§ **Goal of the exercise**
Locate all lines with the word "SERVICES" and copy them out.

§ **Entries shown**
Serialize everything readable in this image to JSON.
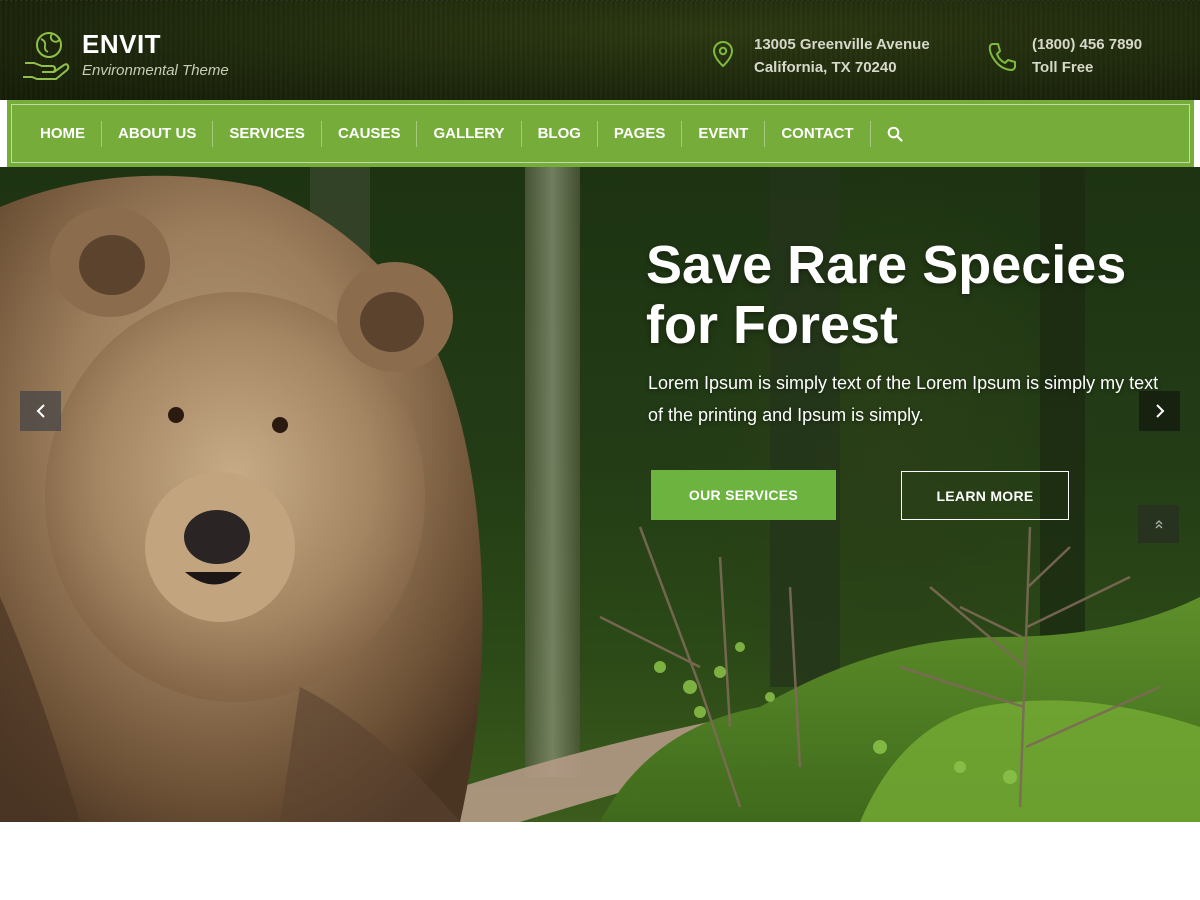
{
  "brand": {
    "name": "ENVIT",
    "tagline": "Environmental Theme"
  },
  "contact": {
    "address_line1": "13005 Greenville Avenue",
    "address_line2": "California, TX 70240",
    "phone": "(1800) 456 7890",
    "phone_note": "Toll Free"
  },
  "nav": {
    "items": [
      "HOME",
      "ABOUT US",
      "SERVICES",
      "CAUSES",
      "GALLERY",
      "BLOG",
      "PAGES",
      "EVENT",
      "CONTACT"
    ],
    "search_icon": "search-icon"
  },
  "hero": {
    "title_line1": "Save Rare Species",
    "title_line2": "for Forest",
    "text": "Lorem Ipsum is simply text of the Lorem Ipsum is simply my text of the printing and Ipsum is simply.",
    "primary_button": "OUR SERVICES",
    "secondary_button": "LEARN MORE"
  },
  "icons": {
    "prev": "chevron-left-icon",
    "next": "chevron-right-icon",
    "scroll_top": "double-chevron-up-icon",
    "address": "map-pin-icon",
    "phone": "phone-icon",
    "logo": "globe-hand-icon"
  },
  "colors": {
    "accent": "#76ad3a",
    "button_green": "#6cb33f",
    "header_bg": "#1f290c",
    "icon_green": "#7fb93e"
  }
}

§ **Task output**
      "SERVICES",
    "primary_button": "OUR SERVICES",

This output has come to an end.